--- Entries shown ---
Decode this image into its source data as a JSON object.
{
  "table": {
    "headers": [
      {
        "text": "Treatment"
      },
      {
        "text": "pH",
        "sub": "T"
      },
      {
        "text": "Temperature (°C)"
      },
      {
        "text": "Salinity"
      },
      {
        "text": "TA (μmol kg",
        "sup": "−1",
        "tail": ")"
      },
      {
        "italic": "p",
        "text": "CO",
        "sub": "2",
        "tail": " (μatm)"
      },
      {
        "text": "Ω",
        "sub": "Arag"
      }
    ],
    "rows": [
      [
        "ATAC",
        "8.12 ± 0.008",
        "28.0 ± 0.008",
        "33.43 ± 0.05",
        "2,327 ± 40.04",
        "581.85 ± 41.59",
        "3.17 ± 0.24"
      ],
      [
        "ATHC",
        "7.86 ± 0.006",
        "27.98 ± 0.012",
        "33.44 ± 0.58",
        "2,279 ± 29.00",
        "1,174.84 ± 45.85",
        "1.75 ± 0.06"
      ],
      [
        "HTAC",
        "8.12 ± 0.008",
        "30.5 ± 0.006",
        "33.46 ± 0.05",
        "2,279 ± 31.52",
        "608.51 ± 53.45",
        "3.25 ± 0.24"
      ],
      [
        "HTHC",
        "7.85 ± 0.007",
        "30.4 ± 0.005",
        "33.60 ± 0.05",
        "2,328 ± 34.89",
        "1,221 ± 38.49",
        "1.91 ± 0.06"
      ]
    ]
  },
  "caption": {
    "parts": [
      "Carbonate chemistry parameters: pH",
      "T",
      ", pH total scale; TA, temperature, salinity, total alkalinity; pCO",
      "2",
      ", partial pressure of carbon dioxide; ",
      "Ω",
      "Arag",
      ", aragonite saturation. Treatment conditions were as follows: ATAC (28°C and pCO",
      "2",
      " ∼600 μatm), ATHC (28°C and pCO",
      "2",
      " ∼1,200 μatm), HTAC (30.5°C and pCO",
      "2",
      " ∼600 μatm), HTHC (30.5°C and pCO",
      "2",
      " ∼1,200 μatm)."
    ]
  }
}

--- Request ---
Retype all the records, matching them exactly.

--- Output below ---
Decode this image into its source data as a JSON object.
{
  "table": {
    "headers": [
      {
        "text": "Treatment"
      },
      {
        "text": "pH",
        "sub": "T"
      },
      {
        "text": "Temperature (°C)"
      },
      {
        "text": "Salinity"
      },
      {
        "text": "TA (μmol kg",
        "sup": "−1",
        "tail": ")"
      },
      {
        "italic": "p",
        "text": "CO",
        "sub": "2",
        "tail": " (μatm)"
      },
      {
        "text": "Ω",
        "sub": "Arag"
      }
    ],
    "rows": [
      [
        "ATAC",
        "8.12 ± 0.008",
        "28.0 ± 0.008",
        "33.43 ± 0.05",
        "2,327 ± 40.04",
        "581.85 ± 41.59",
        "3.17 ± 0.24"
      ],
      [
        "ATHC",
        "7.86 ± 0.006",
        "27.98 ± 0.012",
        "33.44 ± 0.58",
        "2,279 ± 29.00",
        "1,174.84 ± 45.85",
        "1.75 ± 0.06"
      ],
      [
        "HTAC",
        "8.12 ± 0.008",
        "30.5 ± 0.006",
        "33.46 ± 0.05",
        "2,279 ± 31.52",
        "608.51 ± 53.45",
        "3.25 ± 0.24"
      ],
      [
        "HTHC",
        "7.85 ± 0.007",
        "30.4 ± 0.005",
        "33.60 ± 0.05",
        "2,328 ± 34.89",
        "1,221 ± 38.49",
        "1.91 ± 0.06"
      ]
    ]
  },
  "caption": {
    "parts": [
      "Carbonate chemistry parameters: pH",
      "T",
      ", pH total scale; TA, temperature, salinity, total alkalinity; pCO",
      "2",
      ", partial pressure of carbon dioxide; ",
      "Ω",
      "Arag",
      ", aragonite saturation. Treatment conditions were as follows: ATAC (28°C and pCO",
      "2",
      " ∼600 μatm), ATHC (28°C and pCO",
      "2",
      " ∼1,200 μatm), HTAC (30.5°C and pCO",
      "2",
      " ∼600 μatm), HTHC (30.5°C and pCO",
      "2",
      " ∼1,200 μatm)."
    ]
  }
}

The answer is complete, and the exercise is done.